### Aim of the exercise
Repeat every line of the data exactly, but not the pictures.
⁂
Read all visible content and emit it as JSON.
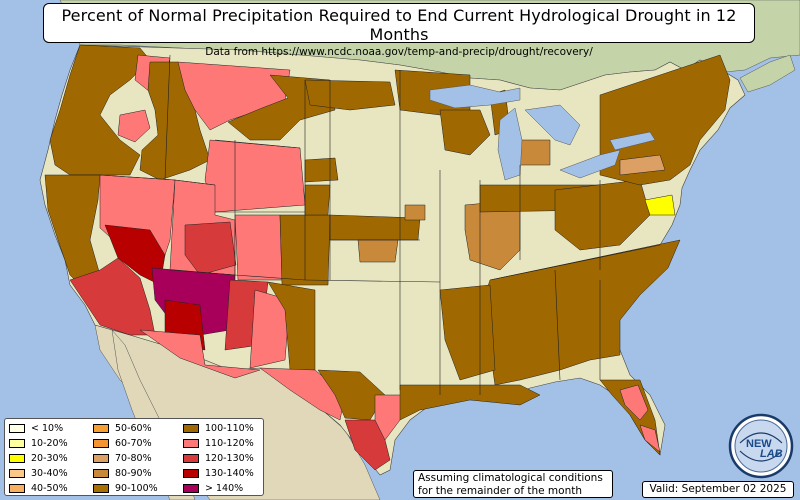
{
  "header": {
    "title": "Percent of Normal Precipitation Required to End Current Hydrological Drought in 12 Months",
    "subtitle": "Data from https://www.ncdc.noaa.gov/temp-and-precip/drought/recovery/"
  },
  "legend": {
    "items": [
      {
        "label": "< 10%",
        "color": "#ffffe8"
      },
      {
        "label": "10-20%",
        "color": "#ffffa0"
      },
      {
        "label": "20-30%",
        "color": "#ffff00"
      },
      {
        "label": "30-40%",
        "color": "#fcc88a"
      },
      {
        "label": "40-50%",
        "color": "#f8b060"
      },
      {
        "label": "50-60%",
        "color": "#f6a033"
      },
      {
        "label": "60-70%",
        "color": "#f49531"
      },
      {
        "label": "70-80%",
        "color": "#dca064"
      },
      {
        "label": "80-90%",
        "color": "#c8893a"
      },
      {
        "label": "90-100%",
        "color": "#a87000"
      },
      {
        "label": "100-110%",
        "color": "#a06800"
      },
      {
        "label": "110-120%",
        "color": "#ff7878"
      },
      {
        "label": "120-130%",
        "color": "#d63a3a"
      },
      {
        "label": "130-140%",
        "color": "#b80000"
      },
      {
        "label": "> 140%",
        "color": "#a8005a"
      }
    ]
  },
  "note": {
    "line1": "Assuming climatological conditions",
    "line2": "for the remainder of the month"
  },
  "valid": {
    "text": "Valid: September 02 2025"
  },
  "logo": {
    "line1": "NEW",
    "line2": "LAB"
  },
  "colors": {
    "ocean": "#a3c1e6",
    "land_base": "#e8e6c0",
    "canada": "#c4d4a8",
    "mexico": "#e0d8b8",
    "lakes": "#a3c1e6"
  }
}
⁂
### Problem solution
Read all visible content and emit it as JSON.
{
  "header": {
    "title": "Percent of Normal Precipitation Required to End Current Hydrological Drought in 12 Months",
    "subtitle": "Data from https://www.ncdc.noaa.gov/temp-and-precip/drought/recovery/"
  },
  "legend": {
    "items": [
      {
        "label": "< 10%",
        "color": "#ffffe8"
      },
      {
        "label": "10-20%",
        "color": "#ffffa0"
      },
      {
        "label": "20-30%",
        "color": "#ffff00"
      },
      {
        "label": "30-40%",
        "color": "#fcc88a"
      },
      {
        "label": "40-50%",
        "color": "#f8b060"
      },
      {
        "label": "50-60%",
        "color": "#f6a033"
      },
      {
        "label": "60-70%",
        "color": "#f49531"
      },
      {
        "label": "70-80%",
        "color": "#dca064"
      },
      {
        "label": "80-90%",
        "color": "#c8893a"
      },
      {
        "label": "90-100%",
        "color": "#a87000"
      },
      {
        "label": "100-110%",
        "color": "#a06800"
      },
      {
        "label": "110-120%",
        "color": "#ff7878"
      },
      {
        "label": "120-130%",
        "color": "#d63a3a"
      },
      {
        "label": "130-140%",
        "color": "#b80000"
      },
      {
        "label": "> 140%",
        "color": "#a8005a"
      }
    ]
  },
  "note": {
    "line1": "Assuming climatological conditions",
    "line2": "for the remainder of the month"
  },
  "valid": {
    "text": "Valid: September 02 2025"
  },
  "logo": {
    "line1": "NEW",
    "line2": "LAB"
  },
  "colors": {
    "ocean": "#a3c1e6",
    "land_base": "#e8e6c0",
    "canada": "#c4d4a8",
    "mexico": "#e0d8b8",
    "lakes": "#a3c1e6"
  }
}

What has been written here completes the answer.